## WORK REQUIRED
Exact reproduction is required for all entries.

## DATA SUPPLIED
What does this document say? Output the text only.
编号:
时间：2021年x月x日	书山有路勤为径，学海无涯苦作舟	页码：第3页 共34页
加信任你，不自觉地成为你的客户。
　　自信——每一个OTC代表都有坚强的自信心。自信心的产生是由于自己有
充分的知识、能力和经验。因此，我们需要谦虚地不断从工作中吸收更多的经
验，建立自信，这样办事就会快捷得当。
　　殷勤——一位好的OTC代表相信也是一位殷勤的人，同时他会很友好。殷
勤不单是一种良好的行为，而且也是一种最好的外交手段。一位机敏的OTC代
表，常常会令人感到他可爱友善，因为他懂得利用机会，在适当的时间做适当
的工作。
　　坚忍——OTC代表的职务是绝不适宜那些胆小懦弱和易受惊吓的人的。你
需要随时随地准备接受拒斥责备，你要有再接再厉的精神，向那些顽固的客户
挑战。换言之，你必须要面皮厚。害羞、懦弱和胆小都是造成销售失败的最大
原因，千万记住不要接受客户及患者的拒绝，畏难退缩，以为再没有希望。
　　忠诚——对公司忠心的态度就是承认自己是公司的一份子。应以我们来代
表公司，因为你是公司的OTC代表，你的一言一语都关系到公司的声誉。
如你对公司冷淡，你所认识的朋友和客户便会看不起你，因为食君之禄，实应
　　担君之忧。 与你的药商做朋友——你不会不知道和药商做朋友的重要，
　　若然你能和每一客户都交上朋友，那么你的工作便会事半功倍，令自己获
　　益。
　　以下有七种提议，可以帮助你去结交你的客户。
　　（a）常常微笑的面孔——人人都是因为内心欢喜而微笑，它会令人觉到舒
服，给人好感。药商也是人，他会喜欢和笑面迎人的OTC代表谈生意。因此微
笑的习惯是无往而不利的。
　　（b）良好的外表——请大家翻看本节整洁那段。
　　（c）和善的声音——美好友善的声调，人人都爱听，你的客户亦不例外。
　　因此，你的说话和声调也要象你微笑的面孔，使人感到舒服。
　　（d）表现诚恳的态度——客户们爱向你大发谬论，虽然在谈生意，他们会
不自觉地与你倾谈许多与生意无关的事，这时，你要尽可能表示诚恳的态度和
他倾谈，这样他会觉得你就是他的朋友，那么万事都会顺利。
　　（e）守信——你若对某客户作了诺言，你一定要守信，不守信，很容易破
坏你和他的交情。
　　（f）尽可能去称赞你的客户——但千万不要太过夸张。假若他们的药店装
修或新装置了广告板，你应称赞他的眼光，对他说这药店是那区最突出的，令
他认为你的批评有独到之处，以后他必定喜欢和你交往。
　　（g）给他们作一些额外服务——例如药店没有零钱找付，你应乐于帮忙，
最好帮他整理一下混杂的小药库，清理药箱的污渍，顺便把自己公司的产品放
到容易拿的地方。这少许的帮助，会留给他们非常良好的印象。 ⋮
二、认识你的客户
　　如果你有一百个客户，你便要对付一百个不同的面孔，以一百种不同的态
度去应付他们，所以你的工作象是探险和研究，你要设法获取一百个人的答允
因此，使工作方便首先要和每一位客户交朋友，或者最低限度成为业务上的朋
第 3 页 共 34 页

## SOLVED PROBLEM
What does this document say? Output the text only.
编号:
时间：2021年x月x日	书山有路勤为径，学海无涯苦作舟	页码：第3页 共34页
加信任你，不自觉地成为你的客户。
　　自信——每一个OTC代表都有坚强的自信心。自信心的产生是由于自己有
充分的知识、能力和经验。因此，我们需要谦虚地不断从工作中吸收更多的经
验，建立自信，这样办事就会快捷得当。
　　殷勤——一位好的OTC代表相信也是一位殷勤的人，同时他会很友好。殷
勤不单是一种良好的行为，而且也是一种最好的外交手段。一位机敏的OTC代
表，常常会令人感到他可爱友善，因为他懂得利用机会，在适当的时间做适当
的工作。
　　坚忍——OTC代表的职务是绝不适宜那些胆小懦弱和易受惊吓的人的。你
需要随时随地准备接受拒斥责备，你要有再接再厉的精神，向那些顽固的客户
挑战。换言之，你必须要面皮厚。害羞、懦弱和胆小都是造成销售失败的最大
原因，千万记住不要接受客户及患者的拒绝，畏难退缩，以为再没有希望。
　　忠诚——对公司忠心的态度就是承认自己是公司的一份子。应以我们来代
表公司，因为你是公司的OTC代表，你的一言一语都关系到公司的声誉。
如你对公司冷淡，你所认识的朋友和客户便会看不起你，因为食君之禄，实应
　　担君之忧。 与你的药商做朋友——你不会不知道和药商做朋友的重要，
　　若然你能和每一客户都交上朋友，那么你的工作便会事半功倍，令自己获
　　益。
　　以下有七种提议，可以帮助你去结交你的客户。
　　（a）常常微笑的面孔——人人都是因为内心欢喜而微笑，它会令人觉到舒
服，给人好感。药商也是人，他会喜欢和笑面迎人的OTC代表谈生意。因此微
笑的习惯是无往而不利的。
　　（b）良好的外表——请大家翻看本节整洁那段。
　　（c）和善的声音——美好友善的声调，人人都爱听，你的客户亦不例外。
　　因此，你的说话和声调也要象你微笑的面孔，使人感到舒服。
　　（d）表现诚恳的态度——客户们爱向你大发谬论，虽然在谈生意，他们会
不自觉地与你倾谈许多与生意无关的事，这时，你要尽可能表示诚恳的态度和
他倾谈，这样他会觉得你就是他的朋友，那么万事都会顺利。
　　（e）守信——你若对某客户作了诺言，你一定要守信，不守信，很容易破
坏你和他的交情。
　　（f）尽可能去称赞你的客户——但千万不要太过夸张。假若他们的药店装
修或新装置了广告板，你应称赞他的眼光，对他说这药店是那区最突出的，令
他认为你的批评有独到之处，以后他必定喜欢和你交往。
　　（g）给他们作一些额外服务——例如药店没有零钱找付，你应乐于帮忙，
最好帮他整理一下混杂的小药库，清理药箱的污渍，顺便把自己公司的产品放
到容易拿的地方。这少许的帮助，会留给他们非常良好的印象。 ⋮
二、认识你的客户
　　如果你有一百个客户，你便要对付一百个不同的面孔，以一百种不同的态
度去应付他们，所以你的工作象是探险和研究，你要设法获取一百个人的答允
因此，使工作方便首先要和每一位客户交朋友，或者最低限度成为业务上的朋
第 3 页 共 34 页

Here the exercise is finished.